Provide only the number of lines in the records below that include "them".

[Raw records]:
■ ■ ■ ■ ■ ■ ■

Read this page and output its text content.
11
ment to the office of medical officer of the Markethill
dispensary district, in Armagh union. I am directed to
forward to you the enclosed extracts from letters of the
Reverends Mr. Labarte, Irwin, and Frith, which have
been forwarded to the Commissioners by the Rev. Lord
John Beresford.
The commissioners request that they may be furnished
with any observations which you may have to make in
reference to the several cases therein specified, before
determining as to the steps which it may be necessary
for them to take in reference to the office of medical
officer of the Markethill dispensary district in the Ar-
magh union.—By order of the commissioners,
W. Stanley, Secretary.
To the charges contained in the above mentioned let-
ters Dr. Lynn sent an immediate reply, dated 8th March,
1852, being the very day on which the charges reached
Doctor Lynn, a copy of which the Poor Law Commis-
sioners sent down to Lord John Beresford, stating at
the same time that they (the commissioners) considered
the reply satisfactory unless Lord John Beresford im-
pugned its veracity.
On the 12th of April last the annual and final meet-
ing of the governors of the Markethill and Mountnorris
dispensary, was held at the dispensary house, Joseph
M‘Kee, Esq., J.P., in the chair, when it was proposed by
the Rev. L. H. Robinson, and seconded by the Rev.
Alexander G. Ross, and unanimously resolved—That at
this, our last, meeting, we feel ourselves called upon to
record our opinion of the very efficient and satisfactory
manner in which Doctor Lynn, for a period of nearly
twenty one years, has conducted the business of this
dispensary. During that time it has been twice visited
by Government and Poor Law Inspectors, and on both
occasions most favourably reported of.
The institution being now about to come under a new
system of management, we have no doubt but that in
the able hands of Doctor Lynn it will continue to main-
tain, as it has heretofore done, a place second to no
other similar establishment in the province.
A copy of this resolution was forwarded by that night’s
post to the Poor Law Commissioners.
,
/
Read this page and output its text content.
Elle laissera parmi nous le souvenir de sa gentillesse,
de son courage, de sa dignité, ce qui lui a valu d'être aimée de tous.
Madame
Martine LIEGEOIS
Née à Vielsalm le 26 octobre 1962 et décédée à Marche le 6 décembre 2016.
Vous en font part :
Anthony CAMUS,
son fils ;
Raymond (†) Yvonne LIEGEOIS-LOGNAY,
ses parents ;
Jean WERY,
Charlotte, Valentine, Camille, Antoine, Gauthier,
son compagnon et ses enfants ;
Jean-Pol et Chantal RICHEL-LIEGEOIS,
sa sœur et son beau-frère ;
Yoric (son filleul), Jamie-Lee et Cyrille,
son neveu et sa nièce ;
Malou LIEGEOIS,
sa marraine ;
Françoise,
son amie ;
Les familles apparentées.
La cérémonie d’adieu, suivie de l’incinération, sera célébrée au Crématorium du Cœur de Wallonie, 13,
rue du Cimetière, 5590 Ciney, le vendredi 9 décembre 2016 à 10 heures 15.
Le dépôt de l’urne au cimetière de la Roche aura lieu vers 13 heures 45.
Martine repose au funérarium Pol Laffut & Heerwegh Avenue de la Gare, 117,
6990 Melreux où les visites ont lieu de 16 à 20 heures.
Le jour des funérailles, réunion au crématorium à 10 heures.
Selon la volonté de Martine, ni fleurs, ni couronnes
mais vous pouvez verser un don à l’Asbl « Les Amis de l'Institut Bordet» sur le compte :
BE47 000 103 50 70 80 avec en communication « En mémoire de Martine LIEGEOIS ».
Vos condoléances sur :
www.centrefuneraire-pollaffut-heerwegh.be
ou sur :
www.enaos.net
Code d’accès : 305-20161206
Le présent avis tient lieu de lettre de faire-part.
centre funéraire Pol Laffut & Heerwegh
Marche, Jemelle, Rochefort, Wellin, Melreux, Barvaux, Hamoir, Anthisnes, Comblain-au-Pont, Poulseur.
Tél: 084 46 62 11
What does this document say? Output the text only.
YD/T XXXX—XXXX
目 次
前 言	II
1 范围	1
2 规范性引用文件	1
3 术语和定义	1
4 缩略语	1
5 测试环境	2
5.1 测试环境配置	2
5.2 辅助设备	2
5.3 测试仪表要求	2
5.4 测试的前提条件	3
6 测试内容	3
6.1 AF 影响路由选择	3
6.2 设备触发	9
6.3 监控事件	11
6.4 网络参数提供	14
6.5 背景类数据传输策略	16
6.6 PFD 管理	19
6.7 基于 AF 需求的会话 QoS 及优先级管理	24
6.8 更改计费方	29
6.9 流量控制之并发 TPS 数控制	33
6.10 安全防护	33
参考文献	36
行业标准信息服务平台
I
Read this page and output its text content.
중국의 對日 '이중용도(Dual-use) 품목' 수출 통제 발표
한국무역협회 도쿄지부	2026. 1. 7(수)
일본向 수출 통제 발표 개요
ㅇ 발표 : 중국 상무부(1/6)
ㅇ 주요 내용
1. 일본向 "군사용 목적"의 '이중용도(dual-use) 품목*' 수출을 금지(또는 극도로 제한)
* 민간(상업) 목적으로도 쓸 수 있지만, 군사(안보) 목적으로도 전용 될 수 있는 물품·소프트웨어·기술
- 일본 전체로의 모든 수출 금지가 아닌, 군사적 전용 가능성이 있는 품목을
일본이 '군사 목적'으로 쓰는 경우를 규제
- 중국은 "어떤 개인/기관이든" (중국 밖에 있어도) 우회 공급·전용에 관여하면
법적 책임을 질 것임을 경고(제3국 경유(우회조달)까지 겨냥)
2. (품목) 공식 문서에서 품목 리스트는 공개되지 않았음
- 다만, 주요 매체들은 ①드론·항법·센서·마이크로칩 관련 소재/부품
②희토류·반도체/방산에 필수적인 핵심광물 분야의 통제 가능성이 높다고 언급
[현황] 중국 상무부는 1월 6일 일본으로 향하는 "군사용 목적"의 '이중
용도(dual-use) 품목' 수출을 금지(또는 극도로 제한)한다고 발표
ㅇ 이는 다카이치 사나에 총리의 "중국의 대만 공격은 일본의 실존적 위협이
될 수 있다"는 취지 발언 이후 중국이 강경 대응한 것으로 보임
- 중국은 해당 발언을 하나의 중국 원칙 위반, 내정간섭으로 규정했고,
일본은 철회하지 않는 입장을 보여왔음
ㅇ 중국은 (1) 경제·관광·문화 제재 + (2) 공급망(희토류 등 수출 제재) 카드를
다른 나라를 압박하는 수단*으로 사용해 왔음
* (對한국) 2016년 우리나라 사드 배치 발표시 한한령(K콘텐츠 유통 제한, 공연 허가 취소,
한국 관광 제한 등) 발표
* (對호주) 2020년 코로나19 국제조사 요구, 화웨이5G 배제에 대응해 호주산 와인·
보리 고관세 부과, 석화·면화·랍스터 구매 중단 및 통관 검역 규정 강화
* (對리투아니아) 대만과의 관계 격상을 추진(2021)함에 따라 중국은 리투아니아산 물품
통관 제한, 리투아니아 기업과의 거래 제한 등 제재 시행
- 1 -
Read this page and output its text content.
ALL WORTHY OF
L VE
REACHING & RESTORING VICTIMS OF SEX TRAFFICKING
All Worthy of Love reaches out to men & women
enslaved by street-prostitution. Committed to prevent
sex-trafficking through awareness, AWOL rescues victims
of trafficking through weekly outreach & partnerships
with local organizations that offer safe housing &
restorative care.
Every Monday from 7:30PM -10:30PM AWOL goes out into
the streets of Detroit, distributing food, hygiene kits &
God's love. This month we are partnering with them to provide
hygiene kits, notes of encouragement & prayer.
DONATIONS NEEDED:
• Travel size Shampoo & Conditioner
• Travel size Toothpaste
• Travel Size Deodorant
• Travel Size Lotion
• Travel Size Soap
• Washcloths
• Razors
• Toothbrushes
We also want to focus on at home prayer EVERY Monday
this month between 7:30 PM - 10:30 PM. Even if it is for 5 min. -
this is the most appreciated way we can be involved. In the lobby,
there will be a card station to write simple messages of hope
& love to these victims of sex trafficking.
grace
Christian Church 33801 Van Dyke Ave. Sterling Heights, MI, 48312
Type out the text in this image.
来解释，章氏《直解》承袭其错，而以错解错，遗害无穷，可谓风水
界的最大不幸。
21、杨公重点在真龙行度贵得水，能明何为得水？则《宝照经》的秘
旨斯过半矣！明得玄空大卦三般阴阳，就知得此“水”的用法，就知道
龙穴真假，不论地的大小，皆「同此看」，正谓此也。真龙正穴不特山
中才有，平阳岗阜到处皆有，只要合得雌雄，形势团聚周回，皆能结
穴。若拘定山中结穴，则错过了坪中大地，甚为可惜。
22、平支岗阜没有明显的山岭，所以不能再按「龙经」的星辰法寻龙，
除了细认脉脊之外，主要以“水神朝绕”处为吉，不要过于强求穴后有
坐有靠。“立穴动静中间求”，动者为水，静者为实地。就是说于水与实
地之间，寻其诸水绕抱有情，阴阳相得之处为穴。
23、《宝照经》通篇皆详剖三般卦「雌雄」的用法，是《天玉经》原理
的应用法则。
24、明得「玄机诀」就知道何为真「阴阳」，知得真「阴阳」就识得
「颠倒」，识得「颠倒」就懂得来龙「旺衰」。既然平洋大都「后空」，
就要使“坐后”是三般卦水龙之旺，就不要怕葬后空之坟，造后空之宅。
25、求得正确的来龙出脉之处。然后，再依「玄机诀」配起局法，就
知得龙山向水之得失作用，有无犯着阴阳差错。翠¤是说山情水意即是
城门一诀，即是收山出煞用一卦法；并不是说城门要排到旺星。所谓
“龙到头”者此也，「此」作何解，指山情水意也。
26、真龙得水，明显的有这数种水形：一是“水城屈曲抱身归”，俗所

■ ■ ■ ■ ■ ■ ■

[Task answer]: 2